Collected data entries
__________

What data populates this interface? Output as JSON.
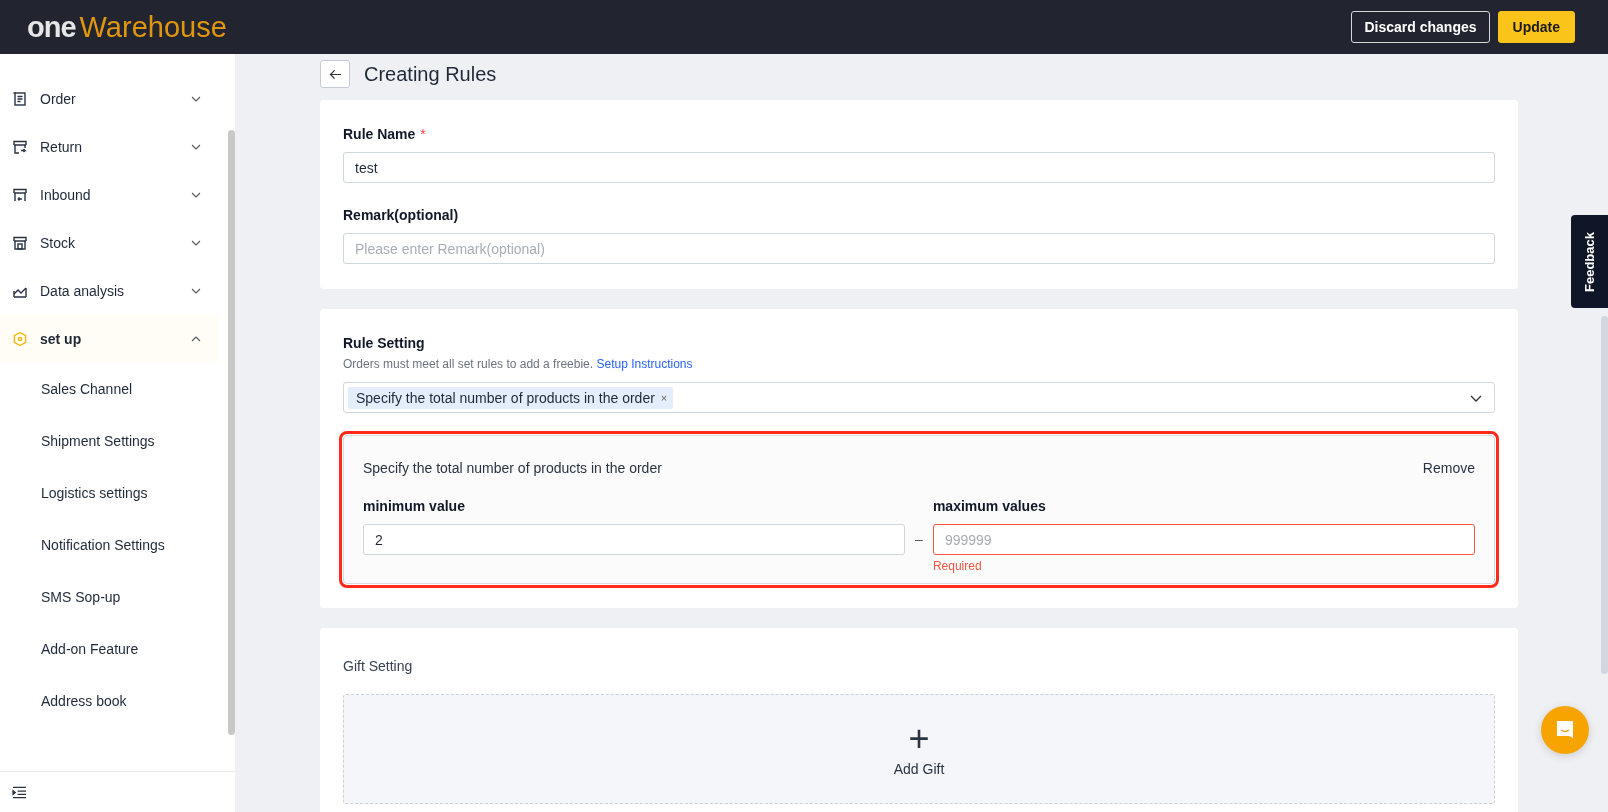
{
  "header": {
    "logo": {
      "part_1": "one",
      "part_2": "Warehouse"
    },
    "buttons": [
      {
        "label": "Discard changes",
        "kind": "outline"
      },
      {
        "label": "Update",
        "kind": "primary"
      }
    ]
  },
  "sidebar": {
    "items": [
      {
        "label": "Order",
        "selected": false,
        "expanded": false
      },
      {
        "label": "Return",
        "selected": false,
        "expanded": false
      },
      {
        "label": "Inbound",
        "selected": false,
        "expanded": false
      },
      {
        "label": "Stock",
        "selected": false,
        "expanded": false
      },
      {
        "label": "Data analysis",
        "selected": false,
        "expanded": false
      },
      {
        "label": "set up",
        "selected": true,
        "expanded": true,
        "children": [
          {
            "label": "Sales Channel"
          },
          {
            "label": "Shipment Settings"
          },
          {
            "label": "Logistics settings"
          },
          {
            "label": "Notification Settings"
          },
          {
            "label": "SMS Sop-up"
          },
          {
            "label": "Add-on Feature"
          },
          {
            "label": "Address book"
          }
        ]
      }
    ]
  },
  "page": {
    "title": "Creating Rules"
  },
  "basic": {
    "rule_name": {
      "label": "Rule Name",
      "required": true,
      "required_mark": "*",
      "value": "test"
    },
    "remark": {
      "label": "Remark(optional)",
      "placeholder": "Please enter Remark(optional)"
    }
  },
  "rule_setting": {
    "title": "Rule Setting",
    "description": "Orders must meet all set rules to add a freebie.",
    "link": "Setup Instructions",
    "selected_tags": [
      {
        "label": "Specify the total number of products in the order",
        "close": "×"
      }
    ],
    "rules": [
      {
        "title": "Specify the total number of products in the order",
        "remove": "Remove",
        "invalid": true,
        "minimum": {
          "label": "minimum value",
          "value": "2",
          "error": false
        },
        "separator": "–",
        "maximum": {
          "label": "maximum values",
          "placeholder": "999999",
          "error": true,
          "message": "Required"
        }
      }
    ]
  },
  "gift_setting": {
    "title": "Gift Setting",
    "add": {
      "icon": "+",
      "label": "Add Gift"
    }
  },
  "feedback": {
    "label": "Feedback"
  }
}
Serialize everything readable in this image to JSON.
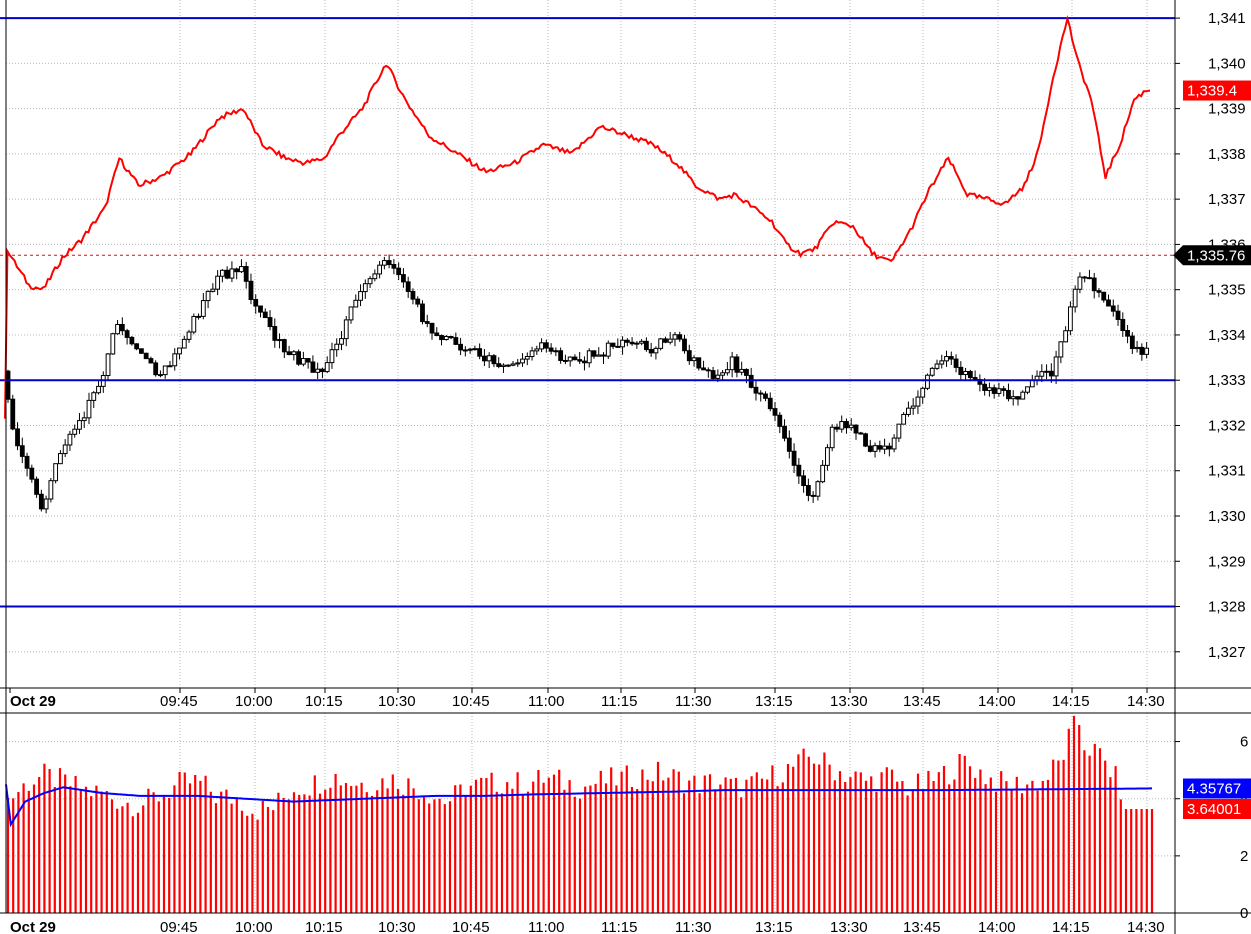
{
  "chart_data": [
    {
      "name": "price-panel",
      "type": "candlestick",
      "x_ticks": [
        "Oct 29",
        "09:45",
        "10:00",
        "10:15",
        "10:30",
        "10:45",
        "11:00",
        "11:15",
        "11:30",
        "13:15",
        "13:30",
        "13:45",
        "14:00",
        "14:15",
        "14:30"
      ],
      "y_ticks": [
        "1,327",
        "1,328",
        "1,329",
        "1,330",
        "1,331",
        "1,332",
        "1,333",
        "1,334",
        "1,335",
        "1,336",
        "1,337",
        "1,338",
        "1,339",
        "1,340",
        "1,341"
      ],
      "ylim": [
        1326.2,
        1341.4
      ],
      "horizontal_lines": [
        1341.0,
        1333.0,
        1328.0
      ],
      "dotted_level": 1335.76,
      "last_price_tag": "1,335.76",
      "overlay_tag": "1,339.4",
      "candle_anchors": [
        [
          0,
          1333.2
        ],
        [
          4,
          1331.8
        ],
        [
          10,
          1331.1
        ],
        [
          16,
          1330.2
        ],
        [
          24,
          1331.4
        ],
        [
          32,
          1332.0
        ],
        [
          42,
          1333.2
        ],
        [
          48,
          1334.3
        ],
        [
          56,
          1333.8
        ],
        [
          66,
          1333.1
        ],
        [
          78,
          1334.1
        ],
        [
          90,
          1335.3
        ],
        [
          100,
          1335.4
        ],
        [
          108,
          1334.4
        ],
        [
          118,
          1333.7
        ],
        [
          126,
          1333.4
        ],
        [
          134,
          1333.1
        ],
        [
          140,
          1333.8
        ],
        [
          150,
          1335.0
        ],
        [
          160,
          1335.6
        ],
        [
          168,
          1335.2
        ],
        [
          178,
          1334.2
        ],
        [
          190,
          1333.8
        ],
        [
          202,
          1333.5
        ],
        [
          214,
          1333.3
        ],
        [
          226,
          1333.8
        ],
        [
          238,
          1333.4
        ],
        [
          250,
          1333.6
        ],
        [
          262,
          1333.9
        ],
        [
          272,
          1333.7
        ],
        [
          282,
          1334.0
        ],
        [
          290,
          1333.4
        ],
        [
          300,
          1333.0
        ],
        [
          306,
          1333.4
        ],
        [
          312,
          1333.0
        ],
        [
          322,
          1332.4
        ],
        [
          328,
          1331.6
        ],
        [
          334,
          1330.8
        ],
        [
          340,
          1330.4
        ],
        [
          348,
          1331.9
        ],
        [
          356,
          1332.1
        ],
        [
          364,
          1331.4
        ],
        [
          372,
          1331.6
        ],
        [
          380,
          1332.3
        ],
        [
          388,
          1333.1
        ],
        [
          396,
          1333.5
        ],
        [
          404,
          1333.1
        ],
        [
          412,
          1332.8
        ],
        [
          420,
          1332.7
        ],
        [
          428,
          1332.7
        ],
        [
          434,
          1333.0
        ],
        [
          440,
          1333.2
        ],
        [
          446,
          1334.1
        ],
        [
          450,
          1335.1
        ],
        [
          456,
          1335.3
        ],
        [
          462,
          1334.7
        ],
        [
          468,
          1334.3
        ],
        [
          474,
          1333.7
        ],
        [
          479,
          1333.6
        ]
      ],
      "overlay_anchors": [
        [
          0,
          1332.1
        ],
        [
          1,
          1335.9
        ],
        [
          4,
          1335.6
        ],
        [
          10,
          1335.1
        ],
        [
          16,
          1335.0
        ],
        [
          24,
          1335.7
        ],
        [
          32,
          1336.1
        ],
        [
          42,
          1336.8
        ],
        [
          48,
          1337.9
        ],
        [
          56,
          1337.3
        ],
        [
          66,
          1337.5
        ],
        [
          78,
          1338.0
        ],
        [
          90,
          1338.8
        ],
        [
          100,
          1339.0
        ],
        [
          108,
          1338.2
        ],
        [
          118,
          1337.9
        ],
        [
          126,
          1337.8
        ],
        [
          134,
          1337.9
        ],
        [
          140,
          1338.4
        ],
        [
          150,
          1339.0
        ],
        [
          160,
          1340.0
        ],
        [
          168,
          1339.2
        ],
        [
          178,
          1338.4
        ],
        [
          190,
          1338.0
        ],
        [
          202,
          1337.6
        ],
        [
          214,
          1337.8
        ],
        [
          226,
          1338.2
        ],
        [
          238,
          1338.0
        ],
        [
          250,
          1338.6
        ],
        [
          262,
          1338.4
        ],
        [
          272,
          1338.2
        ],
        [
          282,
          1337.8
        ],
        [
          290,
          1337.3
        ],
        [
          300,
          1337.0
        ],
        [
          306,
          1337.1
        ],
        [
          312,
          1336.9
        ],
        [
          322,
          1336.5
        ],
        [
          328,
          1336.0
        ],
        [
          334,
          1335.8
        ],
        [
          340,
          1335.9
        ],
        [
          348,
          1336.5
        ],
        [
          356,
          1336.4
        ],
        [
          364,
          1335.8
        ],
        [
          372,
          1335.6
        ],
        [
          380,
          1336.3
        ],
        [
          388,
          1337.2
        ],
        [
          396,
          1337.9
        ],
        [
          404,
          1337.1
        ],
        [
          412,
          1337.0
        ],
        [
          420,
          1336.9
        ],
        [
          428,
          1337.3
        ],
        [
          434,
          1338.1
        ],
        [
          440,
          1339.7
        ],
        [
          446,
          1341.0
        ],
        [
          450,
          1340.1
        ],
        [
          456,
          1339.2
        ],
        [
          462,
          1337.5
        ],
        [
          468,
          1338.2
        ],
        [
          474,
          1339.2
        ],
        [
          479,
          1339.4
        ]
      ]
    },
    {
      "name": "volume-panel",
      "type": "bar",
      "x_ticks": [
        "Oct 29",
        "09:45",
        "10:00",
        "10:15",
        "10:30",
        "10:45",
        "11:00",
        "11:15",
        "11:30",
        "13:15",
        "13:30",
        "13:45",
        "14:00",
        "14:15",
        "14:30"
      ],
      "y_ticks": [
        "0",
        "2",
        "4",
        "6"
      ],
      "ylim": [
        0,
        7.0
      ],
      "ma_tag": "4.35767",
      "last_bar_tag": "3.64001",
      "volume_anchors": [
        [
          0,
          3.9
        ],
        [
          8,
          4.5
        ],
        [
          16,
          4.8
        ],
        [
          24,
          4.6
        ],
        [
          32,
          4.3
        ],
        [
          40,
          4.2
        ],
        [
          48,
          3.9
        ],
        [
          56,
          3.8
        ],
        [
          64,
          4.1
        ],
        [
          72,
          4.5
        ],
        [
          80,
          4.6
        ],
        [
          88,
          4.1
        ],
        [
          96,
          4.0
        ],
        [
          104,
          3.6
        ],
        [
          112,
          3.7
        ],
        [
          120,
          4.4
        ],
        [
          128,
          4.5
        ],
        [
          136,
          4.8
        ],
        [
          144,
          4.6
        ],
        [
          152,
          4.5
        ],
        [
          160,
          4.7
        ],
        [
          168,
          4.5
        ],
        [
          176,
          4.2
        ],
        [
          184,
          3.9
        ],
        [
          192,
          4.4
        ],
        [
          200,
          4.5
        ],
        [
          208,
          4.6
        ],
        [
          216,
          4.5
        ],
        [
          224,
          4.7
        ],
        [
          232,
          4.6
        ],
        [
          240,
          4.4
        ],
        [
          248,
          4.6
        ],
        [
          256,
          4.7
        ],
        [
          264,
          4.8
        ],
        [
          272,
          4.9
        ],
        [
          280,
          4.7
        ],
        [
          288,
          4.5
        ],
        [
          296,
          4.6
        ],
        [
          304,
          4.4
        ],
        [
          312,
          4.5
        ],
        [
          320,
          4.8
        ],
        [
          328,
          5.1
        ],
        [
          336,
          5.5
        ],
        [
          344,
          5.1
        ],
        [
          352,
          4.8
        ],
        [
          360,
          4.6
        ],
        [
          368,
          4.8
        ],
        [
          376,
          4.4
        ],
        [
          384,
          4.5
        ],
        [
          392,
          4.9
        ],
        [
          400,
          5.3
        ],
        [
          408,
          4.8
        ],
        [
          416,
          4.5
        ],
        [
          424,
          4.5
        ],
        [
          432,
          4.6
        ],
        [
          440,
          5.3
        ],
        [
          446,
          6.9
        ],
        [
          450,
          5.9
        ],
        [
          456,
          5.5
        ],
        [
          460,
          5.0
        ],
        [
          464,
          4.6
        ],
        [
          468,
          3.5
        ],
        [
          474,
          4.6
        ],
        [
          479,
          3.64
        ]
      ],
      "ma_anchors": [
        [
          0,
          4.5
        ],
        [
          2,
          3.1
        ],
        [
          8,
          3.9
        ],
        [
          16,
          4.2
        ],
        [
          24,
          4.4
        ],
        [
          32,
          4.3
        ],
        [
          40,
          4.2
        ],
        [
          56,
          4.1
        ],
        [
          80,
          4.1
        ],
        [
          100,
          4.0
        ],
        [
          120,
          3.9
        ],
        [
          150,
          4.0
        ],
        [
          180,
          4.1
        ],
        [
          200,
          4.1
        ],
        [
          220,
          4.15
        ],
        [
          250,
          4.2
        ],
        [
          280,
          4.25
        ],
        [
          300,
          4.3
        ],
        [
          330,
          4.3
        ],
        [
          360,
          4.3
        ],
        [
          390,
          4.3
        ],
        [
          420,
          4.32
        ],
        [
          450,
          4.34
        ],
        [
          479,
          4.36
        ]
      ]
    }
  ],
  "colors": {
    "up_candle": "#ffffff",
    "down_candle": "#000000",
    "overlay_line": "#ff0000",
    "level_line": "#0000cc",
    "volume_bar": "#ff0000",
    "volume_ma": "#0000ff",
    "last_price_tag_bg": "#000000",
    "overlay_tag_bg": "#ff0000",
    "ma_tag_bg": "#0000ff",
    "last_bar_tag_bg": "#ff0000"
  }
}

__________

## Task description
Extract each line from the entries above that contains the string "number".

## Final result
        "label": "Specify the total number of products in the order",
        "title": "Specify the total number of products in the order",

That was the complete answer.